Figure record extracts
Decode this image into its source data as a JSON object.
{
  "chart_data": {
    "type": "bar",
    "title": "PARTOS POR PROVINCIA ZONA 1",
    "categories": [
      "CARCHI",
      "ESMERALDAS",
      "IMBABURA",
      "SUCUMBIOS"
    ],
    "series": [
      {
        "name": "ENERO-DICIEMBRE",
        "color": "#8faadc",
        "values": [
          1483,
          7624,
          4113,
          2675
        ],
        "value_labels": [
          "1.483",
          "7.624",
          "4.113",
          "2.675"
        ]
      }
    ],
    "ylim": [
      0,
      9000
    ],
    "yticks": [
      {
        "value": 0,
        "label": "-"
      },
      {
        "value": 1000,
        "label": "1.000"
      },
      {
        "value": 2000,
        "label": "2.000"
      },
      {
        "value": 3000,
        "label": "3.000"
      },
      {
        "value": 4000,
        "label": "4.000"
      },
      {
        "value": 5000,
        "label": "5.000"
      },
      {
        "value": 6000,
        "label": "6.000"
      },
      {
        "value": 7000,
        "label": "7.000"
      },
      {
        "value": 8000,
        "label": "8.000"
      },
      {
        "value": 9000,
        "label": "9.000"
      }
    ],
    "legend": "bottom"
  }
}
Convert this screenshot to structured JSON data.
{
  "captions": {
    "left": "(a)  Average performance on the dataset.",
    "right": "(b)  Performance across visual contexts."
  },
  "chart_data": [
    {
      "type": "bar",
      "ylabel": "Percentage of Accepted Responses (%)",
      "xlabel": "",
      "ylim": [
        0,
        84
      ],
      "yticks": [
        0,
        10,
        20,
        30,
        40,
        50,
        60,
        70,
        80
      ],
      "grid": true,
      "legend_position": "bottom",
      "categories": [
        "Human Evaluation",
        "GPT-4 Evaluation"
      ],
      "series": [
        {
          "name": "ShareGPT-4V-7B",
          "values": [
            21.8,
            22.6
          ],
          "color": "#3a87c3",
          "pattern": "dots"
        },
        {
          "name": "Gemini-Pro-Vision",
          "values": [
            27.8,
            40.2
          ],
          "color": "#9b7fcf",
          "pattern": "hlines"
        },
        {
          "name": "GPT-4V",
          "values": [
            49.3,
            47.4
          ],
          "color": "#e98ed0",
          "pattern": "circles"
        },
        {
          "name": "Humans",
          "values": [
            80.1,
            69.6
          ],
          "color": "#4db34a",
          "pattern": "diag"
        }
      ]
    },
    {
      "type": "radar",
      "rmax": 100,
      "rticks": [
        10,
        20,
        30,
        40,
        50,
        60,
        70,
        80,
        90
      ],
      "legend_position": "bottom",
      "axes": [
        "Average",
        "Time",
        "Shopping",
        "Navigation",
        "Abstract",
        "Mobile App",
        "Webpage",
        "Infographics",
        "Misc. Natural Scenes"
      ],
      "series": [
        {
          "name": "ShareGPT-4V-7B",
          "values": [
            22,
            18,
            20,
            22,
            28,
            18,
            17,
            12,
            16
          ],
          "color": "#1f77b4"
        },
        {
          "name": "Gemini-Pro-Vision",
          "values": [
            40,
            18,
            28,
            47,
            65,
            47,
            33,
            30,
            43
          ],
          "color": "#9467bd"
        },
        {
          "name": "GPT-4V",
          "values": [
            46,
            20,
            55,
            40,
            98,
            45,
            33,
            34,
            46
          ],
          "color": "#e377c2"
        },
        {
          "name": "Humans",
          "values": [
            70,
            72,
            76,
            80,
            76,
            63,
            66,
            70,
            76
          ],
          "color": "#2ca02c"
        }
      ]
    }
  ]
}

* [Instruction]
Extract the complete set of records unchanged.

* [Final result]
Decode this image into its source data as a JSON object.
{
  "chart_data": {
    "type": "bar",
    "title": "PARTOS POR PROVINCIA ZONA 1",
    "categories": [
      "CARCHI",
      "ESMERALDAS",
      "IMBABURA",
      "SUCUMBIOS"
    ],
    "series": [
      {
        "name": "ENERO-DICIEMBRE",
        "color": "#8faadc",
        "values": [
          1483,
          7624,
          4113,
          2675
        ],
        "value_labels": [
          "1.483",
          "7.624",
          "4.113",
          "2.675"
        ]
      }
    ],
    "ylim": [
      0,
      9000
    ],
    "yticks": [
      {
        "value": 0,
        "label": "-"
      },
      {
        "value": 1000,
        "label": "1.000"
      },
      {
        "value": 2000,
        "label": "2.000"
      },
      {
        "value": 3000,
        "label": "3.000"
      },
      {
        "value": 4000,
        "label": "4.000"
      },
      {
        "value": 5000,
        "label": "5.000"
      },
      {
        "value": 6000,
        "label": "6.000"
      },
      {
        "value": 7000,
        "label": "7.000"
      },
      {
        "value": 8000,
        "label": "8.000"
      },
      {
        "value": 9000,
        "label": "9.000"
      }
    ],
    "legend": "bottom"
  }
}
Convert this screenshot to structured JSON data.
{
  "captions": {
    "left": "(a)  Average performance on the dataset.",
    "right": "(b)  Performance across visual contexts."
  },
  "chart_data": [
    {
      "type": "bar",
      "ylabel": "Percentage of Accepted Responses (%)",
      "xlabel": "",
      "ylim": [
        0,
        84
      ],
      "yticks": [
        0,
        10,
        20,
        30,
        40,
        50,
        60,
        70,
        80
      ],
      "grid": true,
      "legend_position": "bottom",
      "categories": [
        "Human Evaluation",
        "GPT-4 Evaluation"
      ],
      "series": [
        {
          "name": "ShareGPT-4V-7B",
          "values": [
            21.8,
            22.6
          ],
          "color": "#3a87c3",
          "pattern": "dots"
        },
        {
          "name": "Gemini-Pro-Vision",
          "values": [
            27.8,
            40.2
          ],
          "color": "#9b7fcf",
          "pattern": "hlines"
        },
        {
          "name": "GPT-4V",
          "values": [
            49.3,
            47.4
          ],
          "color": "#e98ed0",
          "pattern": "circles"
        },
        {
          "name": "Humans",
          "values": [
            80.1,
            69.6
          ],
          "color": "#4db34a",
          "pattern": "diag"
        }
      ]
    },
    {
      "type": "radar",
      "rmax": 100,
      "rticks": [
        10,
        20,
        30,
        40,
        50,
        60,
        70,
        80,
        90
      ],
      "legend_position": "bottom",
      "axes": [
        "Average",
        "Time",
        "Shopping",
        "Navigation",
        "Abstract",
        "Mobile App",
        "Webpage",
        "Infographics",
        "Misc. Natural Scenes"
      ],
      "series": [
        {
          "name": "ShareGPT-4V-7B",
          "values": [
            22,
            18,
            20,
            22,
            28,
            18,
            17,
            12,
            16
          ],
          "color": "#1f77b4"
        },
        {
          "name": "Gemini-Pro-Vision",
          "values": [
            40,
            18,
            28,
            47,
            65,
            47,
            33,
            30,
            43
          ],
          "color": "#9467bd"
        },
        {
          "name": "GPT-4V",
          "values": [
            46,
            20,
            55,
            40,
            98,
            45,
            33,
            34,
            46
          ],
          "color": "#e377c2"
        },
        {
          "name": "Humans",
          "values": [
            70,
            72,
            76,
            80,
            76,
            63,
            66,
            70,
            76
          ],
          "color": "#2ca02c"
        }
      ]
    }
  ]
}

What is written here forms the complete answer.